Required work:
Repeat the lines below exactly as they appear, but leave out the images.

|---|

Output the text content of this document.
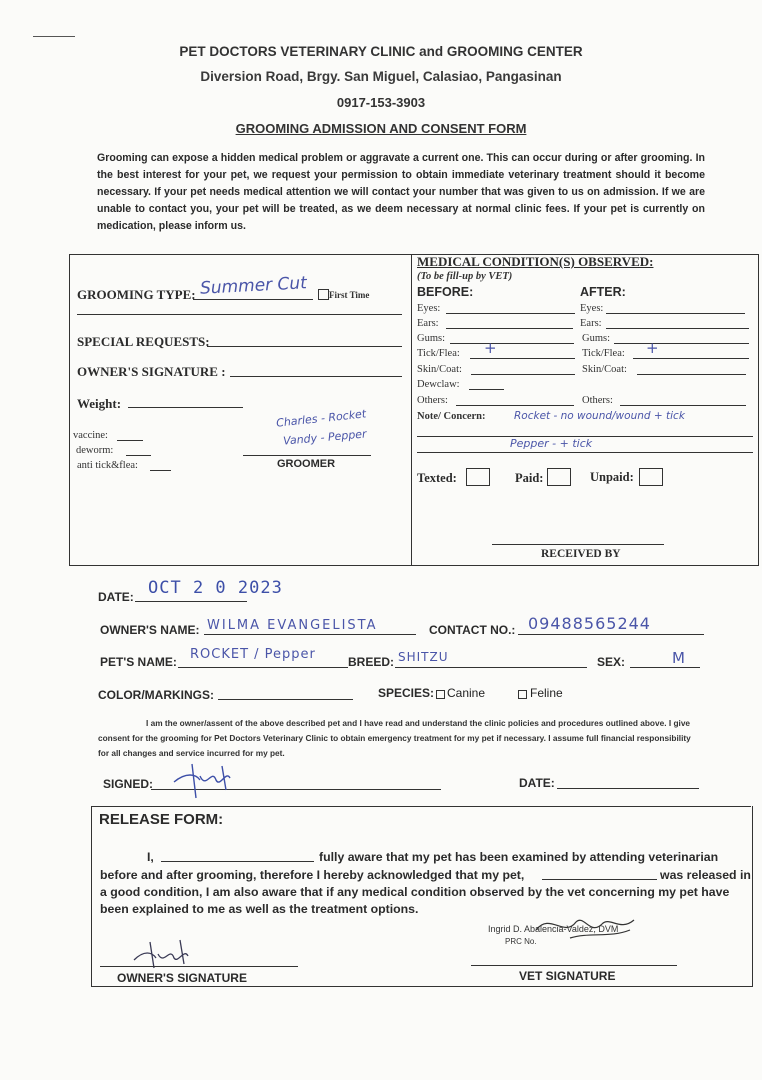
PET DOCTORS VETERINARY CLINIC and GROOMING CENTER
Diversion Road, Brgy. San Miguel, Calasiao, Pangasinan
0917-153-3903
GROOMING ADMISSION AND CONSENT FORM
Grooming can expose a hidden medical problem or aggravate a current one. This can occur during or after grooming. In the best interest for your pet, we request your permission to obtain immediate veterinary treatment should it become necessary. If your pet needs medical attention we will contact your number that was given to us on admission. If we are unable to contact you, your pet will be treated, as we deem necessary at normal clinic fees. If your pet is currently on medication, please inform us.
GROOMING TYPE: Summer Cut First Time
SPECIAL REQUESTS:
OWNER'S SIGNATURE :
Weight:
vaccine:
deworm:
anti tick&flea:
Charles - Rocket
Vandy - Pepper
GROOMER
MEDICAL CONDITION(S) OBSERVED:
(To be fill-up by VET)
BEFORE:	AFTER:
Eyes:	Eyes:
Ears:	Ears:
Gums:	Gums:
Tick/Flea: +	Tick/Flea: +
Skin/Coat:	Skin/Coat:
Dewclaw:
Others:	Others:
Note/ Concern:	Rocket - no wound/wound + tick
Pepper - + tick
Texted:	Paid:	Unpaid:
RECEIVED BY
DATE: OCT 2 0 2023
OWNER'S NAME: WILMA EVANGELISTA	CONTACT NO.: 09488565244
PET'S NAME: ROCKET / Pepper	BREED: SHITZU	SEX:	M
COLOR/MARKINGS:	SPECIES: Canine	Feline
I am the owner/assent of the above described pet and I have read and understand the clinic policies and procedures outlined above. I give consent for the grooming for Pet Doctors Veterinary Clinic to obtain emergency treatment for my pet if necessary. I assume full financial responsibility for all changes and service incurred for my pet.
SIGNED:	DATE:
RELEASE FORM:
I,	fully aware that my pet has been examined by attending veterinarian
before and after grooming, therefore I hereby acknowledged that my pet,	was released in
a good condition, I am also aware that if any medical condition observed by the vet concerning my pet have
been explained to me as well as the treatment options.
OWNER'S SIGNATURE
Ingrid D. Abalencia-Valdez, DVM
PRC No.
VET SIGNATURE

|---|

Output below:
Output the text content of this document.
PET DOCTORS VETERINARY CLINIC and GROOMING CENTER
Diversion Road, Brgy. San Miguel, Calasiao, Pangasinan
0917-153-3903
GROOMING ADMISSION AND CONSENT FORM
Grooming can expose a hidden medical problem or aggravate a current one. This can occur during or after grooming. In the best interest for your pet, we request your permission to obtain immediate veterinary treatment should it become necessary. If your pet needs medical attention we will contact your number that was given to us on admission. If we are unable to contact you, your pet will be treated, as we deem necessary at normal clinic fees. If your pet is currently on medication, please inform us.
GROOMING TYPE: Summer Cut First Time
SPECIAL REQUESTS:
OWNER'S SIGNATURE :
Weight:
vaccine:
deworm:
anti tick&flea:
Charles - Rocket
Vandy - Pepper
GROOMER
MEDICAL CONDITION(S) OBSERVED:
(To be fill-up by VET)
BEFORE:	AFTER:
Eyes:	Eyes:
Ears:	Ears:
Gums:	Gums:
Tick/Flea: +	Tick/Flea: +
Skin/Coat:	Skin/Coat:
Dewclaw:
Others:	Others:
Note/ Concern:	Rocket - no wound/wound + tick
Pepper - + tick
Texted:	Paid:	Unpaid:
RECEIVED BY
DATE: OCT 2 0 2023
OWNER'S NAME: WILMA EVANGELISTA	CONTACT NO.: 09488565244
PET'S NAME: ROCKET / Pepper	BREED: SHITZU	SEX:	M
COLOR/MARKINGS:	SPECIES: Canine	Feline
I am the owner/assent of the above described pet and I have read and understand the clinic policies and procedures outlined above. I give consent for the grooming for Pet Doctors Veterinary Clinic to obtain emergency treatment for my pet if necessary. I assume full financial responsibility for all changes and service incurred for my pet.
SIGNED:	DATE:
RELEASE FORM:
I,	fully aware that my pet has been examined by attending veterinarian
before and after grooming, therefore I hereby acknowledged that my pet,	was released in
a good condition, I am also aware that if any medical condition observed by the vet concerning my pet have
been explained to me as well as the treatment options.
OWNER'S SIGNATURE
Ingrid D. Abalencia-Valdez, DVM
PRC No.
VET SIGNATURE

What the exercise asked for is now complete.